+++ PROVIDED MATERIAL

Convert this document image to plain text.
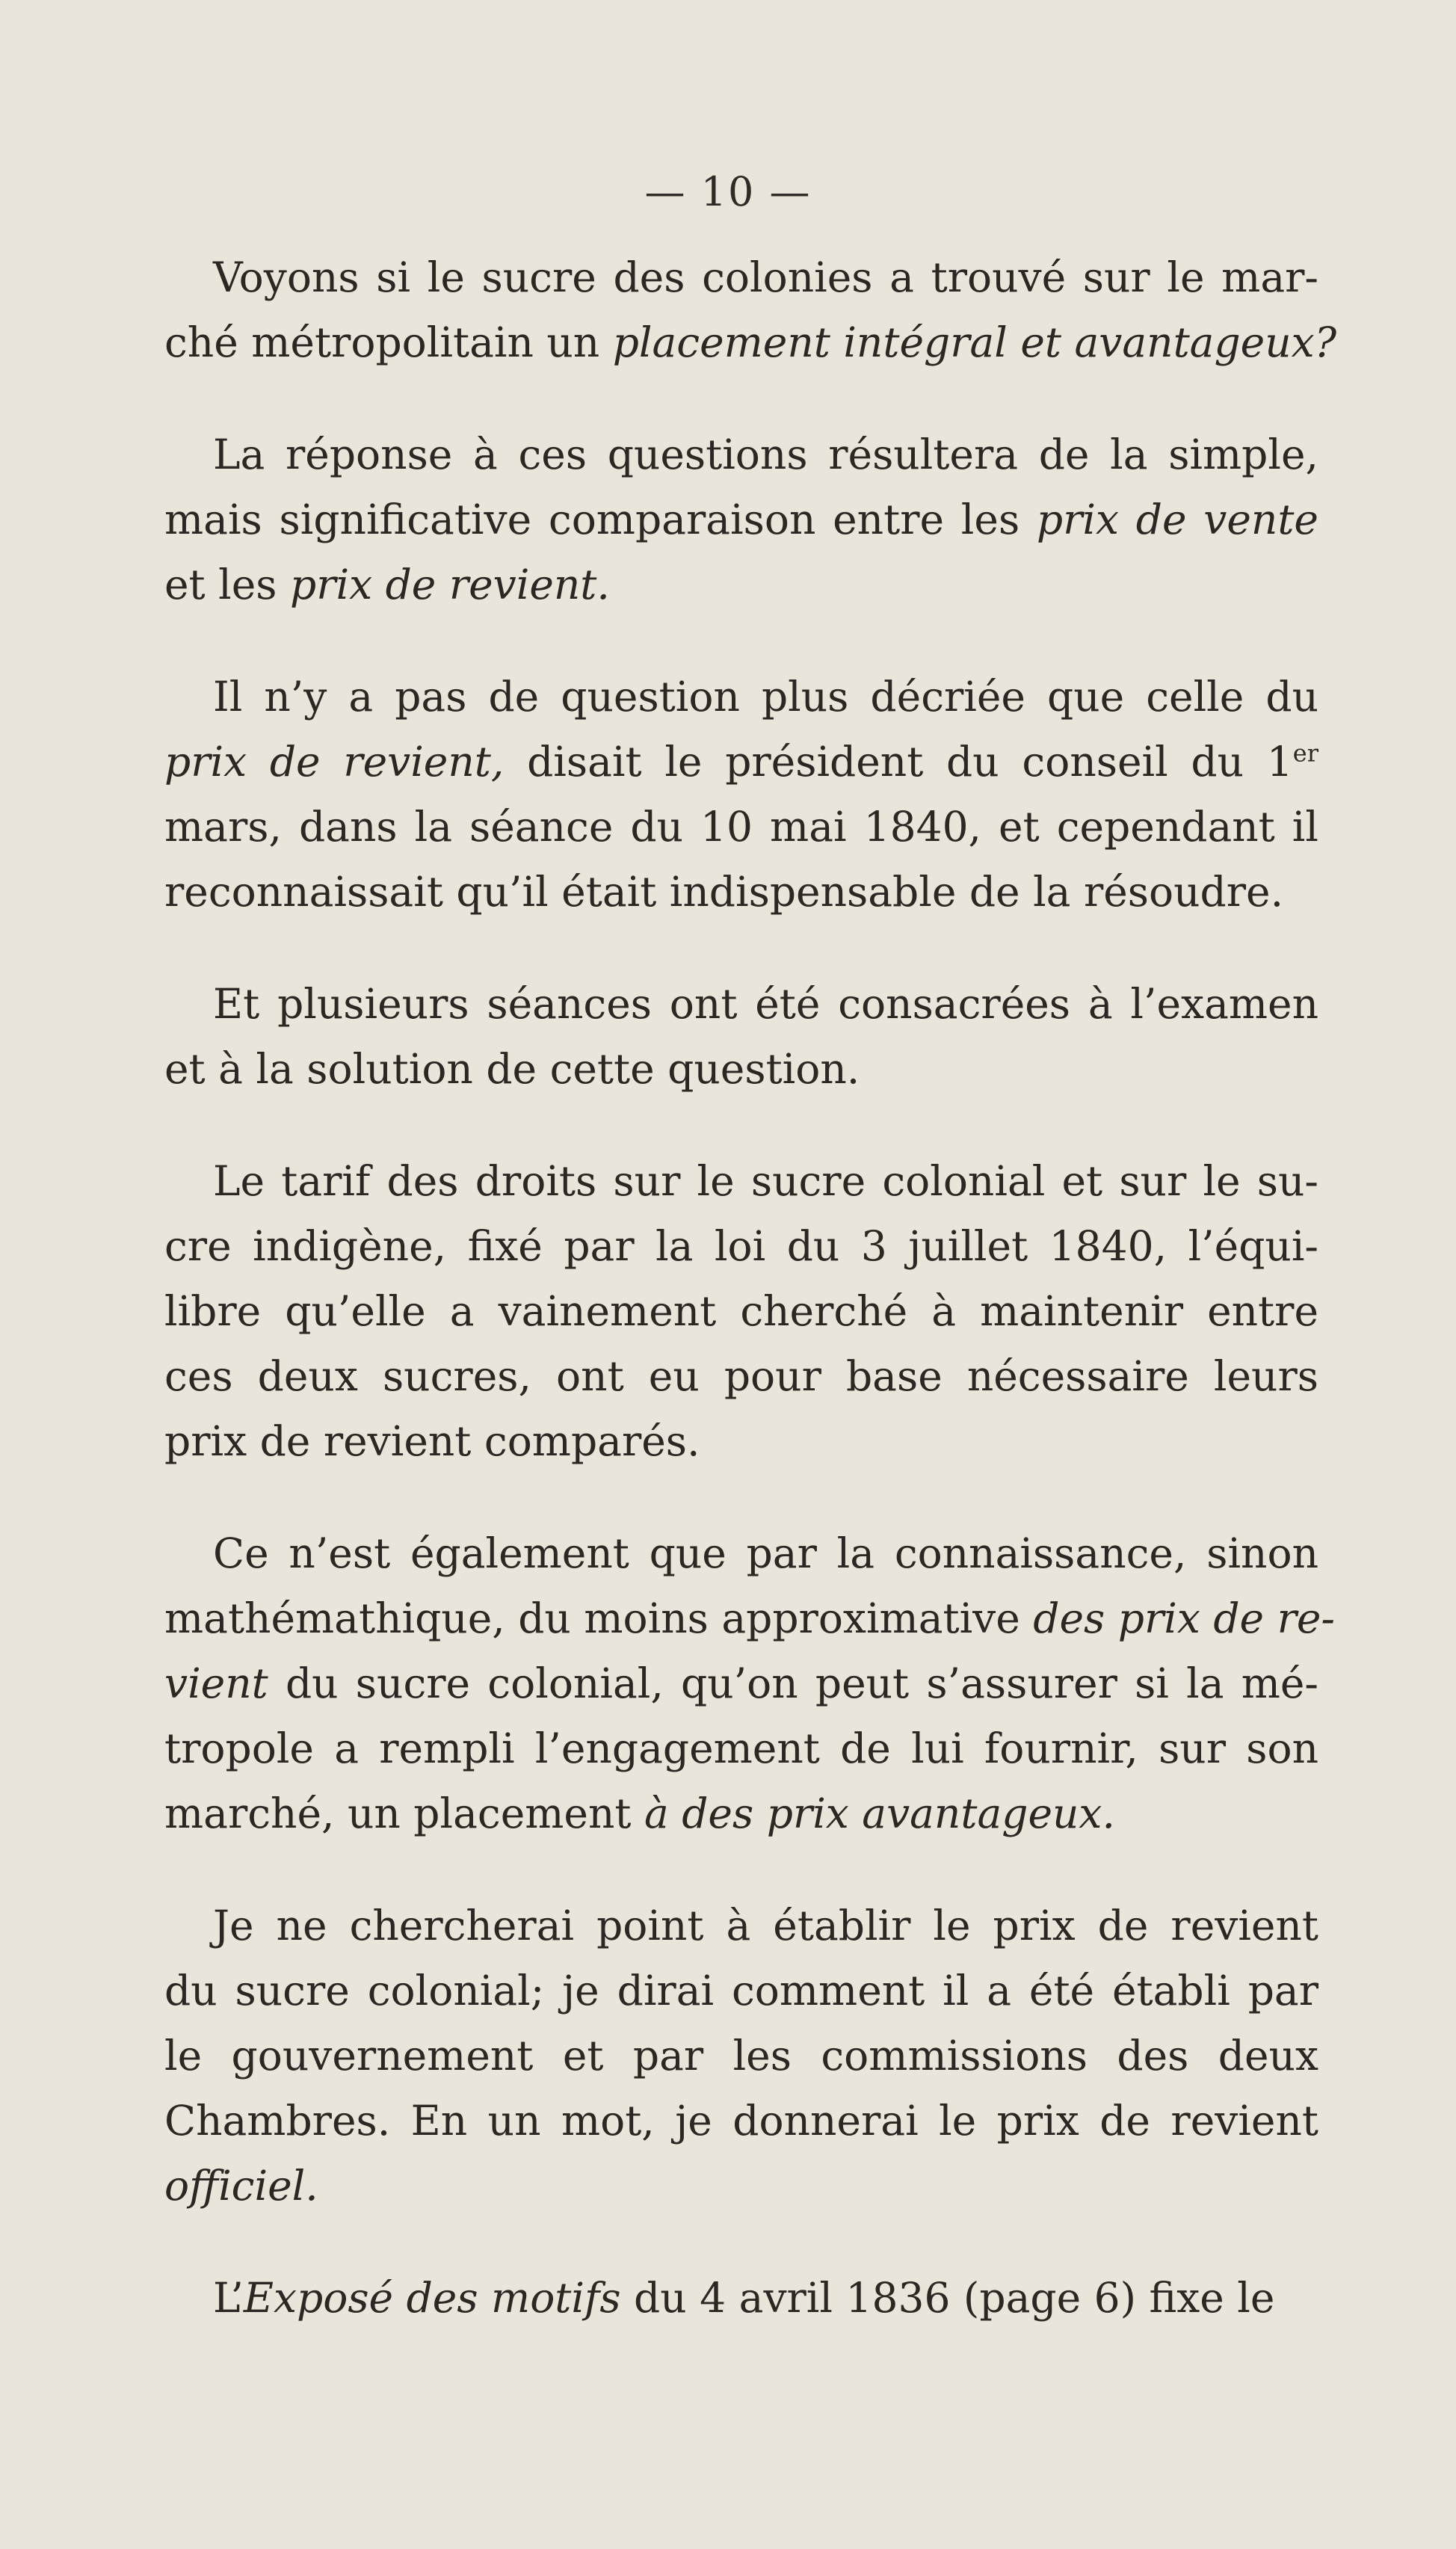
— 10 —

Voyons si le sucre des colonies a trouvé sur le mar-
ché métropolitain un placement intégral et avantageux?

La réponse à ces questions résultera de la simple,
mais significative comparaison entre les prix de vente
et les prix de revient.

Il n’y a pas de question plus décriée que celle du
prix de revient, disait le président du conseil du 1er
mars, dans la séance du 10 mai 1840, et cependant il
reconnaissait qu’il était indispensable de la résoudre.

Et plusieurs séances ont été consacrées à l’examen
et à la solution de cette question.

Le tarif des droits sur le sucre colonial et sur le su-
cre indigène, fixé par la loi du 3 juillet 1840, l’équi-
libre qu’elle a vainement cherché à maintenir entre
ces deux sucres, ont eu pour base nécessaire leurs
prix de revient comparés.

Ce n’est également que par la connaissance, sinon
mathémathique, du moins approximative des prix de re-
vient du sucre colonial, qu’on peut s’assurer si la mé-
tropole a rempli l’engagement de lui fournir, sur son
marché, un placement à des prix avantageux.

Je ne chercherai point à établir le prix de revient
du sucre colonial; je dirai comment il a été établi par
le gouvernement et par les commissions des deux
Chambres. En un mot, je donnerai le prix de revient
officiel.

L’Exposé des motifs du 4 avril 1836 (page 6) fixe le
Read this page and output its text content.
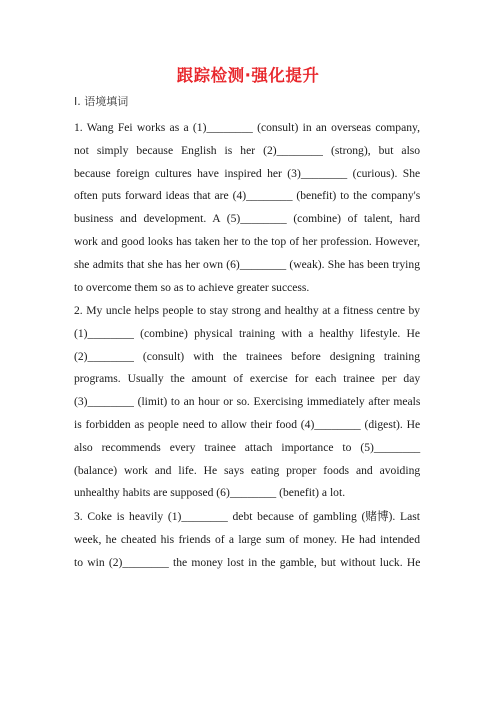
跟踪检测·强化提升
Ⅰ. 语境填词
1. Wang Fei works as a (1)________ (consult) in an overseas company,
not simply because English is her (2)________ (strong), but also
because foreign cultures have inspired her (3)________ (curious). She
often puts forward ideas that are (4)________ (benefit) to the company's
business and development. A (5)________ (combine) of talent, hard
work and good looks has taken her to the top of her profession. However,
she admits that she has her own (6)________ (weak). She has been trying
to overcome them so as to achieve greater success.
2. My uncle helps people to stay strong and healthy at a fitness centre by
(1)________ (combine) physical training with a healthy lifestyle. He
(2)________ (consult) with the trainees before designing training
programs. Usually the amount of exercise for each trainee per day
(3)________ (limit) to an hour or so. Exercising immediately after meals
is forbidden as people need to allow their food (4)________ (digest). He
also recommends every trainee attach importance to (5)________
(balance) work and life. He says eating proper foods and avoiding
unhealthy habits are supposed (6)________ (benefit) a lot.
3. Coke is heavily (1)________ debt because of gambling (赌博). Last
week, he cheated his friends of a large sum of money. He had intended
to win (2)________ the money lost in the gamble, but without luck. He
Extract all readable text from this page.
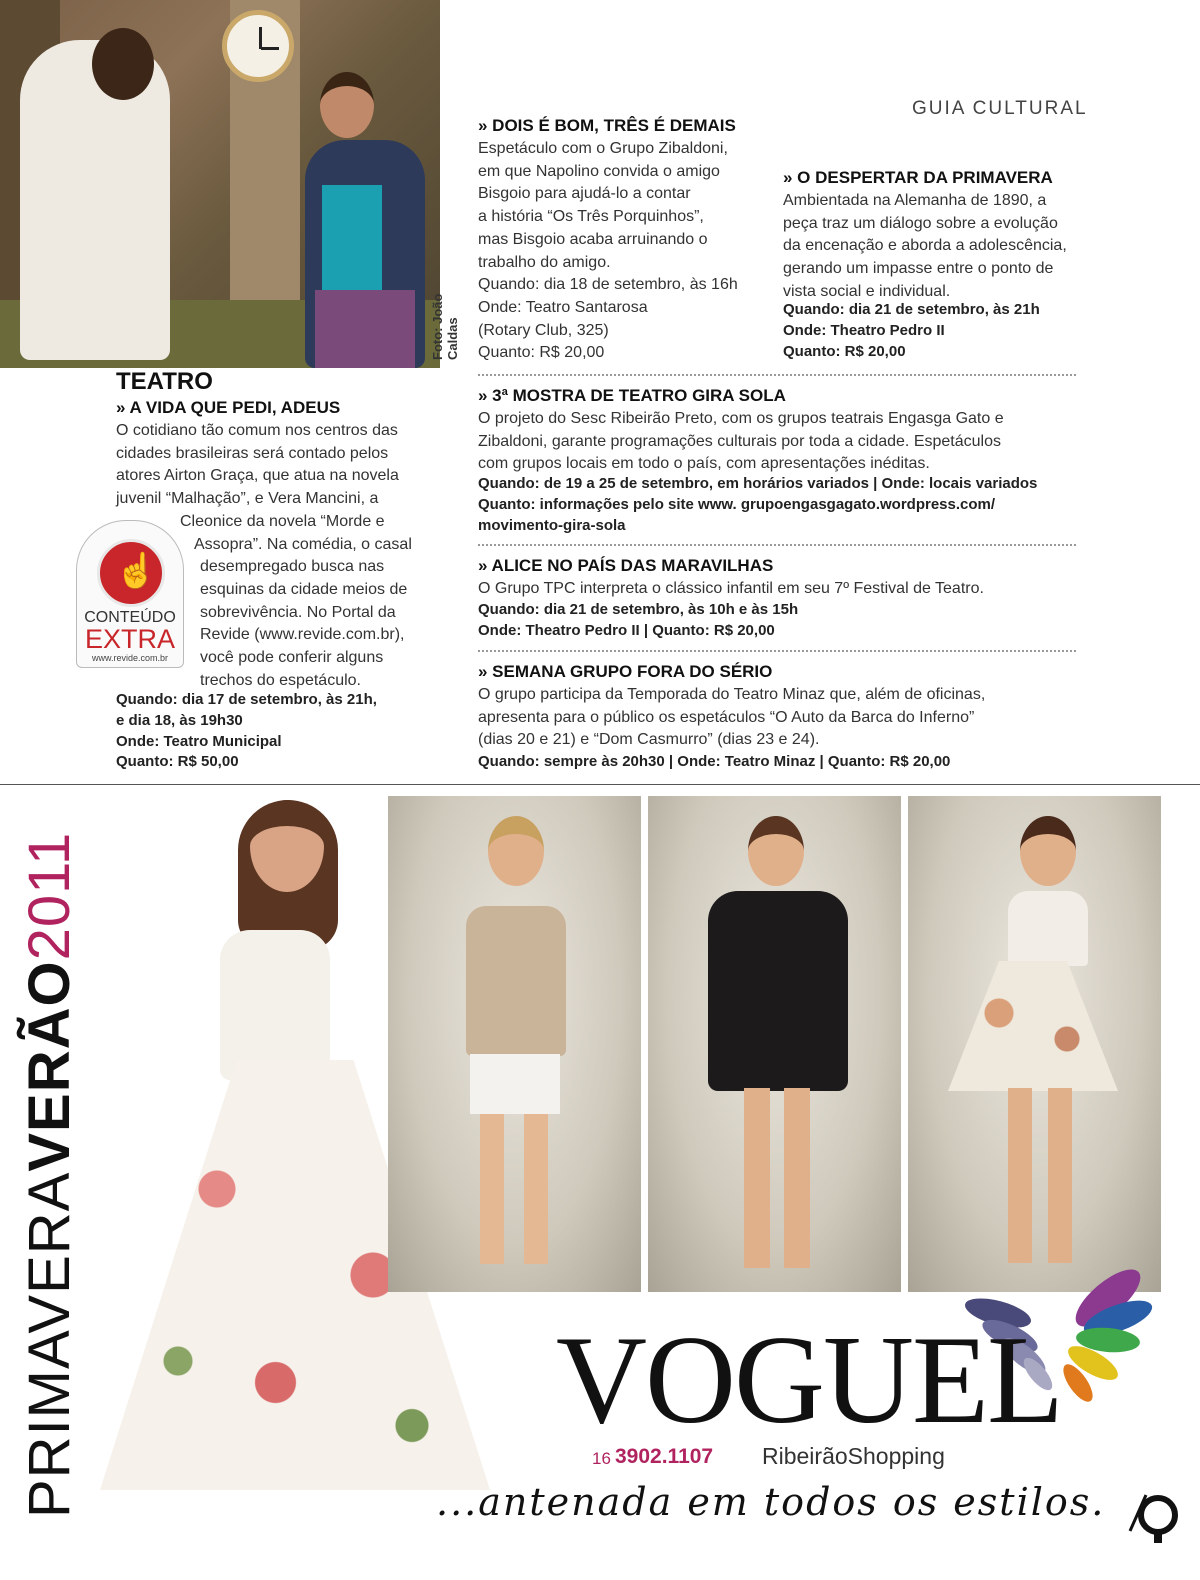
Foto: João Caldas
GUIA CULTURAL
TEATRO
» A VIDA QUE PEDI, ADEUS
O cotidiano tão comum nos centros das
cidades brasileiras será contado pelos
atores Airton Graça, que atua na novela
juvenil “Malhação”, e Vera Mancini, a
Cleonice da novela “Morde e
Assopra”. Na comédia, o casal
desempregado busca nas
esquinas da cidade meios de
sobrevivência. No Portal da
Revide (www.revide.com.br),
você pode conferir alguns
trechos do espetáculo.
Quando: dia 17 de setembro, às 21h,
e dia 18, às 19h30
Onde: Teatro Municipal
Quanto: R$ 50,00
☝
CONTEÚDO
EXTRA
www.revide.com.br
» DOIS É BOM, TRÊS É DEMAIS
Espetáculo com o Grupo Zibaldoni,
em que Napolino convida o amigo
Bisgoio para ajudá-lo a contar
a história “Os Três Porquinhos”,
mas Bisgoio acaba arruinando o
trabalho do amigo.
Quando: dia 18 de setembro, às 16h
Onde: Teatro Santarosa
(Rotary Club, 325)
Quanto: R$ 20,00
» O DESPERTAR DA PRIMAVERA
Ambientada na Alemanha de 1890, a
peça traz um diálogo sobre a evolução
da encenação e aborda a adolescência,
gerando um impasse entre o ponto de
vista social e individual.
Quando: dia 21 de setembro, às 21h
Onde: Theatro Pedro II
Quanto: R$ 20,00
» 3ª MOSTRA DE TEATRO GIRA SOLA
O projeto do Sesc Ribeirão Preto, com os grupos teatrais Engasga Gato e
Zibaldoni, garante programações culturais por toda a cidade. Espetáculos
com grupos locais em todo o país, com apresentações inéditas.
Quando: de 19 a 25 de setembro, em horários variados | Onde: locais variados
Quanto: informações pelo site www. grupoengasgagato.wordpress.com/
movimento-gira-sola
» ALICE NO PAÍS DAS MARAVILHAS
O Grupo TPC interpreta o clássico infantil em seu 7º Festival de Teatro.
Quando: dia 21 de setembro, às 10h e às 15h
Onde: Theatro Pedro II | Quanto: R$ 20,00
» SEMANA GRUPO FORA DO SÉRIO
O grupo participa da Temporada do Teatro Minaz que, além de oficinas,
apresenta para o público os espetáculos “O Auto da Barca do Inferno”
(dias 20 e 21) e “Dom Casmurro” (dias 23 e 24).
Quando: sempre às 20h30 | Onde: Teatro Minaz | Quanto: R$ 20,00
PRIMAVERAVERÃO2011
VOGUEL
16 3902.1107 RibeirãoShopping
...antenada em todos os estilos.
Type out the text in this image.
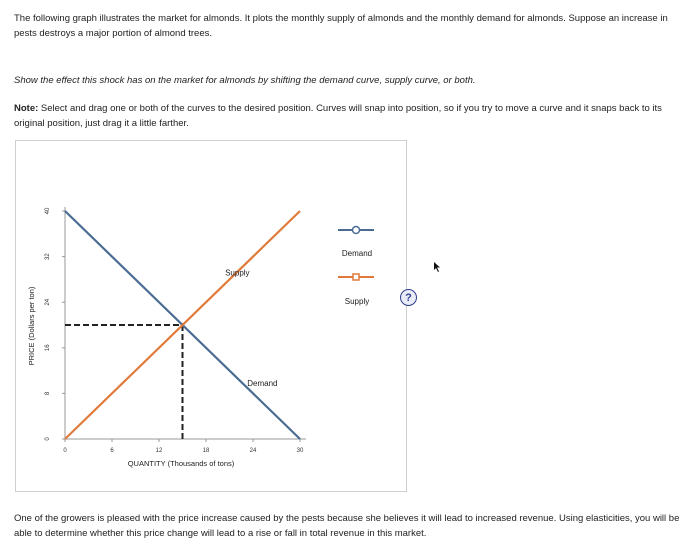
The following graph illustrates the market for almonds. It plots the monthly supply of almonds and the monthly demand for almonds. Suppose an increase in pests destroys a major portion of almond trees.
Show the effect this shock has on the market for almonds by shifting the demand curve, supply curve, or both.
Note: Select and drag one or both of the curves to the desired position. Curves will snap into position, so if you try to move a curve and it snaps back to its original position, just drag it a little farther.
Demand
Supply
0	6	12	18	24	30
0
8
16
24
32
40
QUANTITY (Thousands of tons)
PRICE (Dollars per ton)
Demand
Supply	?
One of the growers is pleased with the price increase caused by the pests because she believes it will lead to increased revenue. Using elasticities, you will be able to determine whether this price change will lead to a rise or fall in total revenue in this market.
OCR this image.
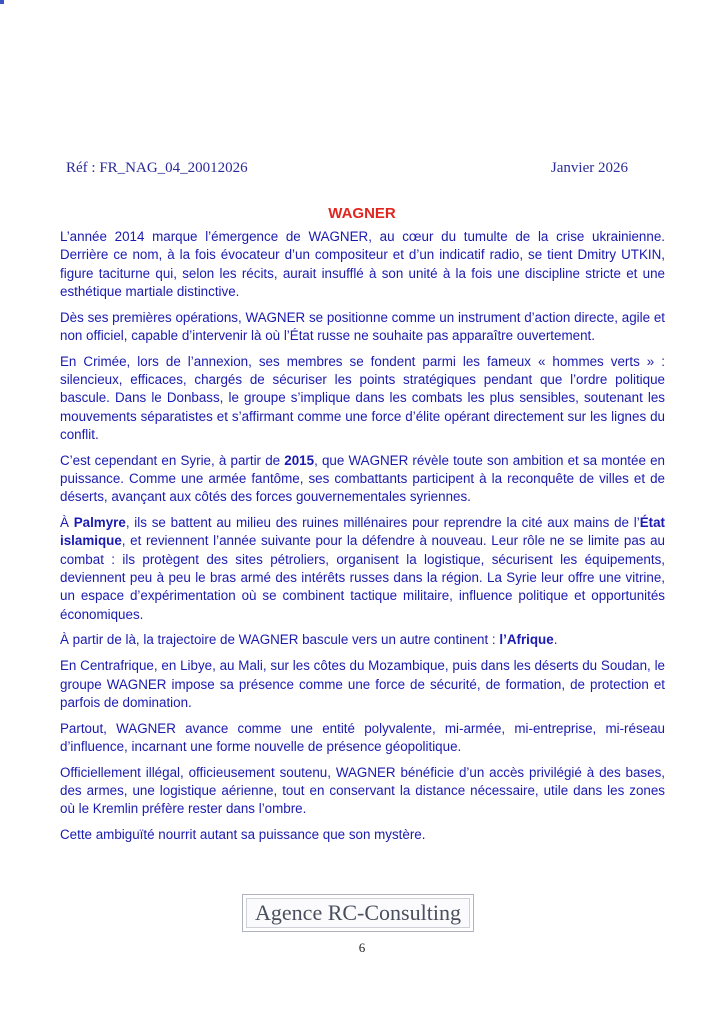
Réf : FR_NAG_04_20012026	Janvier 2026
WAGNER

L’année 2014 marque l’émergence de WAGNER, au cœur du tumulte de la crise ukrainienne. Derrière ce nom, à la fois évocateur d’un compositeur et d’un indicatif radio, se tient Dmitry UTKIN, figure taciturne qui, selon les récits, aurait insufflé à son unité à la fois une discipline stricte et une esthétique martiale distinctive.

Dès ses premières opérations, WAGNER se positionne comme un instrument d’action directe, agile et non officiel, capable d’intervenir là où l’État russe ne souhaite pas apparaître ouvertement.

En Crimée, lors de l’annexion, ses membres se fondent parmi les fameux « hommes verts » : silencieux, efficaces, chargés de sécuriser les points stratégiques pendant que l’ordre politique bascule. Dans le Donbass, le groupe s’implique dans les combats les plus sensibles, soutenant les mouvements séparatistes et s’affirmant comme une force d’élite opérant directement sur les lignes du conflit.

C’est cependant en Syrie, à partir de 2015, que WAGNER révèle toute son ambition et sa montée en puissance. Comme une armée fantôme, ses combattants participent à la reconquête de villes et de déserts, avançant aux côtés des forces gouvernementales syriennes.

À Palmyre, ils se battent au milieu des ruines millénaires pour reprendre la cité aux mains de l’État islamique, et reviennent l’année suivante pour la défendre à nouveau. Leur rôle ne se limite pas au combat : ils protègent des sites pétroliers, organisent la logistique, sécurisent les équipements, deviennent peu à peu le bras armé des intérêts russes dans la région. La Syrie leur offre une vitrine, un espace d’expérimentation où se combinent tactique militaire, influence politique et opportunités économiques.

À partir de là, la trajectoire de WAGNER bascule vers un autre continent : l’Afrique.

En Centrafrique, en Libye, au Mali, sur les côtes du Mozambique, puis dans les déserts du Soudan, le groupe WAGNER impose sa présence comme une force de sécurité, de formation, de protection et parfois de domination.

Partout, WAGNER avance comme une entité polyvalente, mi-armée, mi-entreprise, mi-réseau d’influence, incarnant une forme nouvelle de présence géopolitique.

Officiellement illégal, officieusement soutenu, WAGNER bénéficie d’un accès privilégié à des bases, des armes, une logistique aérienne, tout en conservant la distance nécessaire, utile dans les zones où le Kremlin préfère rester dans l’ombre.

Cette ambiguïté nourrit autant sa puissance que son mystère.

Agence RC-Consulting
6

++++++

* **EXERCISE GOAL**: Return each line among the entries that holds the word "nécessaire".

* **EXERCISE RESULT**:
ces deux sucres, ont eu pour base nécessaire leurs
Officiellement illégal, officieusement soutenu, WAGNER bénéficie d’un accès privilégié à des bases, des armes, une logistique aérienne, tout en conservant la distance nécessaire, utile dans les zones où le Kremlin préfère rester dans l’ombre.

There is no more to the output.